JOBS:
**a)** In the text on the 2011 Turkish Cup final, who was named Man of the Match?
**b)** Retype part of the text on the 2011 Turkish Cup final, beginning at the words "Because of its" and stopping after "in their history.".

>> BEGIN TEXT

2011 Turkish Cup final
- Event: 2010–11 Turkish Cup
| Beşiktaş | İstanbul B.B. |
| 2 | 2 |
- Beşiktaş won 4–3 on penalties.
- Date: 11 May 2011
- Venue: Kadir Has Stadium, Kayseri
- Man of the Match: Ricardo Quaresma
- Referee: Yunus Yıldırım
- Attendance: 28,000
- Weather: Cloudy

= 2011 Turkish Cup final =

The 2011 Turkish Cup final was the 49th final match of the Turkish Cup. The match took place on 11 May 2011, at Kadir Has Stadium in Kayseri. The match was played between 8 time winners Beşiktaş and first time finalists İstanbul B.B. The referee of the match was Yunus Yıldırım.

Because of its current situation in the 2010–11 Süper Lig, Beşiktaş entered the final looking to secure a berth to 2011–12 UEFA Europa League next year as well as winning its 9th cup in team history. İstanbul B.B., which showed superiority towards Beşiktaş in the Süper Lig, played in the Turkish Cup final for the first time in their history.

After normal time and extra time ended on a 2–2 draw, Beşiktaş won the penalty shootout 4–3 and won its 9th Turkish Cup.
By winning, Beşiktaş secured a berth in the play-off round of the UEFA Europa League.

On 10 June 2013 UEFA officially opened up disciplinary proceedings against Beşiktaş in regard to match-fixing in the 2011 Turkish Cup final.

>> END TEXT
>> BEGIN SUPPLIED MATERIAL

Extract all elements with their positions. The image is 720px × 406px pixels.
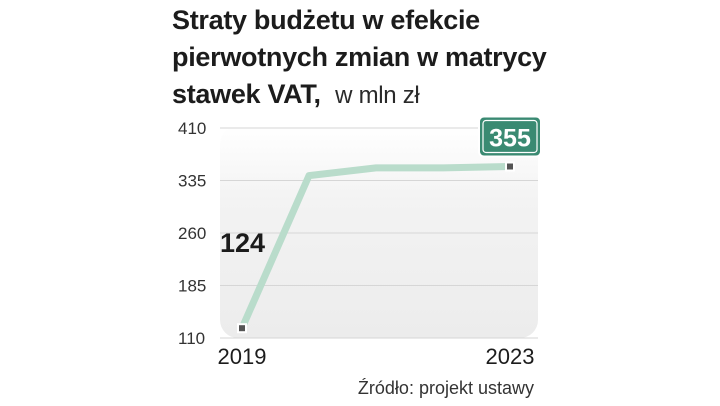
x-axis-ticks: 2019 2023 bbox=[218, 344, 535, 369]
data-labels: 124 355 bbox=[220, 115, 542, 258]
title-line-1: Straty budżetu w efekcie bbox=[172, 5, 480, 35]
title-line-3: stawek VAT, w mln zł bbox=[172, 76, 712, 114]
x-tick-2019: 2019 bbox=[218, 344, 267, 369]
data-label-last: 355 bbox=[489, 125, 531, 153]
data-label-first: 124 bbox=[220, 228, 265, 258]
title-line-2: pierwotnych zmian w matrycy bbox=[172, 42, 547, 72]
callout-box-last bbox=[478, 115, 542, 158]
plot-area bbox=[220, 126, 538, 338]
callout-inner-border bbox=[482, 119, 538, 154]
chart-title: Straty budżetu w efekcie pierwotnych zmi… bbox=[172, 2, 712, 114]
source-note: Źródło: projekt ustawy bbox=[357, 378, 534, 398]
data-point-2019 bbox=[239, 325, 245, 332]
unit-label: w mln zł bbox=[335, 82, 420, 109]
title-line-3-text: stawek VAT, bbox=[172, 79, 321, 109]
y-tick-185: 185 bbox=[178, 277, 206, 296]
y-tick-260: 260 bbox=[178, 224, 206, 243]
series-layer bbox=[237, 161, 515, 334]
series-line bbox=[238, 163, 514, 332]
y-tick-335: 335 bbox=[178, 172, 206, 191]
y-tick-410: 410 bbox=[178, 119, 206, 138]
y-tick-110: 110 bbox=[178, 329, 205, 348]
data-point-2023 bbox=[507, 163, 513, 170]
y-axis-ticks: 410 335 260 185 110 bbox=[178, 119, 206, 348]
x-tick-2023: 2023 bbox=[486, 344, 535, 369]
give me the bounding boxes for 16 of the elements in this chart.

>> END SUPPLIED MATERIAL

EXPECTED ANSWERS:
**a)** Ricardo Quaresma

**b)**
Because of its current situation in the 2010–11 Süper Lig, Beşiktaş entered the final looking to secure a berth to 2011–12 UEFA Europa League next year as well as winning its 9th cup in team history. İstanbul B.B., which showed superiority towards Beşiktaş in the Süper Lig, played in the Turkish Cup final for the first time in their history.